Recorded data →
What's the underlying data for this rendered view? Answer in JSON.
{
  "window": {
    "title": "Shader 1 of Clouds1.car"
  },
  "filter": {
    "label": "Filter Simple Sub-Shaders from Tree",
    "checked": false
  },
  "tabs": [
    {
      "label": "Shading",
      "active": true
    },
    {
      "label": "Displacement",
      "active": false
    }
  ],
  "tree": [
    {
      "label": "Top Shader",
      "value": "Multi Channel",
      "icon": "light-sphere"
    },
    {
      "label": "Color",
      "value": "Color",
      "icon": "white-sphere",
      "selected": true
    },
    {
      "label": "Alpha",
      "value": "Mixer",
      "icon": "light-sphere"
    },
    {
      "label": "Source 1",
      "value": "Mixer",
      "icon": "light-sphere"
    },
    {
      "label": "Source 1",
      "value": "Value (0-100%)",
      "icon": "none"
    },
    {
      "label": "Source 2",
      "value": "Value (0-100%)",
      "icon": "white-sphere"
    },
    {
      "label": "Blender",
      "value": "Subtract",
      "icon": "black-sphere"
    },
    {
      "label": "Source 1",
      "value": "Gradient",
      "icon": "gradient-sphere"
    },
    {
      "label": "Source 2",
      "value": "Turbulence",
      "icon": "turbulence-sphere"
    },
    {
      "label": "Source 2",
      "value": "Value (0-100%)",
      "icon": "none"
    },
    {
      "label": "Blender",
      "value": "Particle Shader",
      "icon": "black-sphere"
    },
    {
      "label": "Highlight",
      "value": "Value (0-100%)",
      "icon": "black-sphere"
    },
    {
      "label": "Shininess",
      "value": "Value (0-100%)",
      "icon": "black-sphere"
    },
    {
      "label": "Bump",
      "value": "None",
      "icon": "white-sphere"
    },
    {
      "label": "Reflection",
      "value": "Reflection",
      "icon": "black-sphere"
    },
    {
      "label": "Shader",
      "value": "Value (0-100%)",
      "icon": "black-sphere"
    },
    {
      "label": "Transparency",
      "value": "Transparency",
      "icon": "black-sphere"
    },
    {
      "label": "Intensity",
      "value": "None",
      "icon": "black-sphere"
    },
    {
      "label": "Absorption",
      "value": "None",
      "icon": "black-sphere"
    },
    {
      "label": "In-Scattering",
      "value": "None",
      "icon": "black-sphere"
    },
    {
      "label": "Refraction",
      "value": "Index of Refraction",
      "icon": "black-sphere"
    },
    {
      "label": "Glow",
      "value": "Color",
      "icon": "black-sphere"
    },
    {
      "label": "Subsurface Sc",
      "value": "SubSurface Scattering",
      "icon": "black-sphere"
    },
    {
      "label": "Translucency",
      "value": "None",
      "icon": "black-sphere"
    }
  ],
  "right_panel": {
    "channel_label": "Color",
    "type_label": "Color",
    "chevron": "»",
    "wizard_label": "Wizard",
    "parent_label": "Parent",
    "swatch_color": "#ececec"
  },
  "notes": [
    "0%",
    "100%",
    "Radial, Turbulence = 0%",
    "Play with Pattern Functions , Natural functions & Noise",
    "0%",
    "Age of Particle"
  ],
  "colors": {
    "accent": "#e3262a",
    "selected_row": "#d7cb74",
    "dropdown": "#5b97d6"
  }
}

Instructions for the task →
Restate every record exactly, leaving nothing out.

The response →
What's the underlying data for this rendered view? Answer in JSON.
{
  "window": {
    "title": "Shader 1 of Clouds1.car"
  },
  "filter": {
    "label": "Filter Simple Sub-Shaders from Tree",
    "checked": false
  },
  "tabs": [
    {
      "label": "Shading",
      "active": true
    },
    {
      "label": "Displacement",
      "active": false
    }
  ],
  "tree": [
    {
      "label": "Top Shader",
      "value": "Multi Channel",
      "icon": "light-sphere"
    },
    {
      "label": "Color",
      "value": "Color",
      "icon": "white-sphere",
      "selected": true
    },
    {
      "label": "Alpha",
      "value": "Mixer",
      "icon": "light-sphere"
    },
    {
      "label": "Source 1",
      "value": "Mixer",
      "icon": "light-sphere"
    },
    {
      "label": "Source 1",
      "value": "Value (0-100%)",
      "icon": "none"
    },
    {
      "label": "Source 2",
      "value": "Value (0-100%)",
      "icon": "white-sphere"
    },
    {
      "label": "Blender",
      "value": "Subtract",
      "icon": "black-sphere"
    },
    {
      "label": "Source 1",
      "value": "Gradient",
      "icon": "gradient-sphere"
    },
    {
      "label": "Source 2",
      "value": "Turbulence",
      "icon": "turbulence-sphere"
    },
    {
      "label": "Source 2",
      "value": "Value (0-100%)",
      "icon": "none"
    },
    {
      "label": "Blender",
      "value": "Particle Shader",
      "icon": "black-sphere"
    },
    {
      "label": "Highlight",
      "value": "Value (0-100%)",
      "icon": "black-sphere"
    },
    {
      "label": "Shininess",
      "value": "Value (0-100%)",
      "icon": "black-sphere"
    },
    {
      "label": "Bump",
      "value": "None",
      "icon": "white-sphere"
    },
    {
      "label": "Reflection",
      "value": "Reflection",
      "icon": "black-sphere"
    },
    {
      "label": "Shader",
      "value": "Value (0-100%)",
      "icon": "black-sphere"
    },
    {
      "label": "Transparency",
      "value": "Transparency",
      "icon": "black-sphere"
    },
    {
      "label": "Intensity",
      "value": "None",
      "icon": "black-sphere"
    },
    {
      "label": "Absorption",
      "value": "None",
      "icon": "black-sphere"
    },
    {
      "label": "In-Scattering",
      "value": "None",
      "icon": "black-sphere"
    },
    {
      "label": "Refraction",
      "value": "Index of Refraction",
      "icon": "black-sphere"
    },
    {
      "label": "Glow",
      "value": "Color",
      "icon": "black-sphere"
    },
    {
      "label": "Subsurface Sc",
      "value": "SubSurface Scattering",
      "icon": "black-sphere"
    },
    {
      "label": "Translucency",
      "value": "None",
      "icon": "black-sphere"
    }
  ],
  "right_panel": {
    "channel_label": "Color",
    "type_label": "Color",
    "chevron": "»",
    "wizard_label": "Wizard",
    "parent_label": "Parent",
    "swatch_color": "#ececec"
  },
  "notes": [
    "0%",
    "100%",
    "Radial, Turbulence = 0%",
    "Play with Pattern Functions , Natural functions & Noise",
    "0%",
    "Age of Particle"
  ],
  "colors": {
    "accent": "#e3262a",
    "selected_row": "#d7cb74",
    "dropdown": "#5b97d6"
  }
}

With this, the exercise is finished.